Task to complete: Find the word "NaCl" in the data. Return every line where it appears.

Record excerpts:
>>>>
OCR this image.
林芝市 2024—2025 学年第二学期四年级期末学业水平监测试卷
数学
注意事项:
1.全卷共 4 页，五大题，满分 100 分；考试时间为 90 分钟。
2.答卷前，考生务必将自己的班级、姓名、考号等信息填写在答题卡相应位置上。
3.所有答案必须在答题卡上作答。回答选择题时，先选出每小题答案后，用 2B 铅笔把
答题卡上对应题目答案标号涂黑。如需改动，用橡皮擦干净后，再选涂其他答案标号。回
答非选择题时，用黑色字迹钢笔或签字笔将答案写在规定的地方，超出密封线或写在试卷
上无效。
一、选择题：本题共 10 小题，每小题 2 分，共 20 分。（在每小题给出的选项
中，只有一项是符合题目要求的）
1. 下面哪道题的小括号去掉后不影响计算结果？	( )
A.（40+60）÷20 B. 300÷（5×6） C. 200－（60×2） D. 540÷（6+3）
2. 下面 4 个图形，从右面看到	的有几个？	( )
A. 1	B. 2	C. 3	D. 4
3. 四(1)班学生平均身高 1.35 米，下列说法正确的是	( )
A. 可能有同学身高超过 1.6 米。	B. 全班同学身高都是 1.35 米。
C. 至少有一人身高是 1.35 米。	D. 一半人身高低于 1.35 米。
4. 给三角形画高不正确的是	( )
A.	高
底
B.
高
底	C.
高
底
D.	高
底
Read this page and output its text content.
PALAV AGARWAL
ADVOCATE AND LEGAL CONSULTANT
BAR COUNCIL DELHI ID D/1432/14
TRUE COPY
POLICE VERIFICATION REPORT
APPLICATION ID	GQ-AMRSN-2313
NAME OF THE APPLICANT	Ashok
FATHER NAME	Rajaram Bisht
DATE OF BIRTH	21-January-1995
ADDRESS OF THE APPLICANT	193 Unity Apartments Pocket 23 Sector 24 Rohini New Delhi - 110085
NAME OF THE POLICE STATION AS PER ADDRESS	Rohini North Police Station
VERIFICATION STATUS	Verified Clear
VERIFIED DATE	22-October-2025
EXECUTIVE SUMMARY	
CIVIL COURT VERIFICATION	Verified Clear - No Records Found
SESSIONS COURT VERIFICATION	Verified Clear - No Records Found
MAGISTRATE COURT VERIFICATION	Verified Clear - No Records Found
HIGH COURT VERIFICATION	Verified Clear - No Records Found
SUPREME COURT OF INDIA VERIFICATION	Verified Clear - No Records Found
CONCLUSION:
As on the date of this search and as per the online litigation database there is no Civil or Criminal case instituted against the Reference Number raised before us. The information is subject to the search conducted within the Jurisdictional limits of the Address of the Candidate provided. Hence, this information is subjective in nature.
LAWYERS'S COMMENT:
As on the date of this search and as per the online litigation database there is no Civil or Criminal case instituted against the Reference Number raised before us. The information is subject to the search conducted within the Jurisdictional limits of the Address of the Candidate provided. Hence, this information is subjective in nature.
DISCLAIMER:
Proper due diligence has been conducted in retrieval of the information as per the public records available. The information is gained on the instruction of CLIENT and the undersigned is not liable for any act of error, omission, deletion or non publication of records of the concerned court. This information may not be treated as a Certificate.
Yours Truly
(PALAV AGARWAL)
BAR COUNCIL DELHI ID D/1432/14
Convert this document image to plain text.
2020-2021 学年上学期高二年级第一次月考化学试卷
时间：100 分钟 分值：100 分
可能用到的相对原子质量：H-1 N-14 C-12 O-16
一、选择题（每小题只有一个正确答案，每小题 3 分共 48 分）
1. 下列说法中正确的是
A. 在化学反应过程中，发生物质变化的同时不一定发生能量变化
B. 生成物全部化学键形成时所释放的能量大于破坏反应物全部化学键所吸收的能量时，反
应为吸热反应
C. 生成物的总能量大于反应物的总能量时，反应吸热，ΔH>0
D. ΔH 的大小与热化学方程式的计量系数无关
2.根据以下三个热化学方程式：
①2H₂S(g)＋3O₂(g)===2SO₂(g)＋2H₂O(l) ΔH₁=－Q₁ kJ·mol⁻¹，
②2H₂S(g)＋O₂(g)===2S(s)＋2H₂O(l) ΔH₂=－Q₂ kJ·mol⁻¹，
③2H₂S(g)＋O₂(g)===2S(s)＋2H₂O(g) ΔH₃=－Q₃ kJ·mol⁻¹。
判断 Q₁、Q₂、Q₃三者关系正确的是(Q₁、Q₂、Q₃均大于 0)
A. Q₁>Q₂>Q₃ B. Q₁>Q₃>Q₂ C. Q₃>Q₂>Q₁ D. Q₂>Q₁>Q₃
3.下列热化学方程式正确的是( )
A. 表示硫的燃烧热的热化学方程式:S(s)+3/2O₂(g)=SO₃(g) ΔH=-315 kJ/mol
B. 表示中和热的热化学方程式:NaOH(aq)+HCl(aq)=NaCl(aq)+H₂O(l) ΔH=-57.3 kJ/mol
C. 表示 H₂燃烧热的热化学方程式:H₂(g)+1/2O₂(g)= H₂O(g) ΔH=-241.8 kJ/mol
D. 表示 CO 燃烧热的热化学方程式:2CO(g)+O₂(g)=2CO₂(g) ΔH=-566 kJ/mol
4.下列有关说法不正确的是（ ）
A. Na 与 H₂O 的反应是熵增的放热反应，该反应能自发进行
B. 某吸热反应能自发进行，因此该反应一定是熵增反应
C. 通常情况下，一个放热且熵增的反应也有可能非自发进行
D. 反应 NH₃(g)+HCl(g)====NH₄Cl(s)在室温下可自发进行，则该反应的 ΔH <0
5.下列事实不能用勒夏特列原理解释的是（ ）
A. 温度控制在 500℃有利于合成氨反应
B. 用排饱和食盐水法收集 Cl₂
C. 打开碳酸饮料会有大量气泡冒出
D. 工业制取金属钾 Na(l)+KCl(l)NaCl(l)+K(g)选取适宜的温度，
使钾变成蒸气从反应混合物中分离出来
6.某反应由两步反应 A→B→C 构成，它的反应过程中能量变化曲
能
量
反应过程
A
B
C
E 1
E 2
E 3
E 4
<<<<
Exercise result:
B. 表示中和热的热化学方程式:NaOH(aq)+HCl(aq)=NaCl(aq)+H₂O(l) ΔH=-57.3 kJ/mol
D. 工业制取金属钾 Na(l)+KCl(l)NaCl(l)+K(g)选取适宜的温度，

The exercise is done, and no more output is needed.